▶ **Data provided**:
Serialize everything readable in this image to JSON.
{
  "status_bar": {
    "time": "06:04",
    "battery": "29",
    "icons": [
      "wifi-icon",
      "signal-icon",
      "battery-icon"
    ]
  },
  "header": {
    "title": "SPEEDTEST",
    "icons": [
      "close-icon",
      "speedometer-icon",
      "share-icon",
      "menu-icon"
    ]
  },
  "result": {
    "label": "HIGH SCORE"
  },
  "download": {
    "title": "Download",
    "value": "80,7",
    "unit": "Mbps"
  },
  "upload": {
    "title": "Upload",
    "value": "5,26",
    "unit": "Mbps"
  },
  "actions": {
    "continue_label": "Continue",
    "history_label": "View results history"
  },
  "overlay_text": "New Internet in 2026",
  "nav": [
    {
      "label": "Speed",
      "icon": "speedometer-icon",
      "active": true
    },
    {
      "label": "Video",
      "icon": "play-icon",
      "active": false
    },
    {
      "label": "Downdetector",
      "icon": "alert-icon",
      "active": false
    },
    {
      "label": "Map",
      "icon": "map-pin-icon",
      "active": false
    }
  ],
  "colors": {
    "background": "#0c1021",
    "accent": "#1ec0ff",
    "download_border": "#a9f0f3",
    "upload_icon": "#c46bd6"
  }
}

▶ **Exercise aim**: Using the listing above, retype each line exactly.

▶ **Written solution**:
Serialize everything readable in this image to JSON.
{
  "status_bar": {
    "time": "06:04",
    "battery": "29",
    "icons": [
      "wifi-icon",
      "signal-icon",
      "battery-icon"
    ]
  },
  "header": {
    "title": "SPEEDTEST",
    "icons": [
      "close-icon",
      "speedometer-icon",
      "share-icon",
      "menu-icon"
    ]
  },
  "result": {
    "label": "HIGH SCORE"
  },
  "download": {
    "title": "Download",
    "value": "80,7",
    "unit": "Mbps"
  },
  "upload": {
    "title": "Upload",
    "value": "5,26",
    "unit": "Mbps"
  },
  "actions": {
    "continue_label": "Continue",
    "history_label": "View results history"
  },
  "overlay_text": "New Internet in 2026",
  "nav": [
    {
      "label": "Speed",
      "icon": "speedometer-icon",
      "active": true
    },
    {
      "label": "Video",
      "icon": "play-icon",
      "active": false
    },
    {
      "label": "Downdetector",
      "icon": "alert-icon",
      "active": false
    },
    {
      "label": "Map",
      "icon": "map-pin-icon",
      "active": false
    }
  ],
  "colors": {
    "background": "#0c1021",
    "accent": "#1ec0ff",
    "download_border": "#a9f0f3",
    "upload_icon": "#c46bd6"
  }
}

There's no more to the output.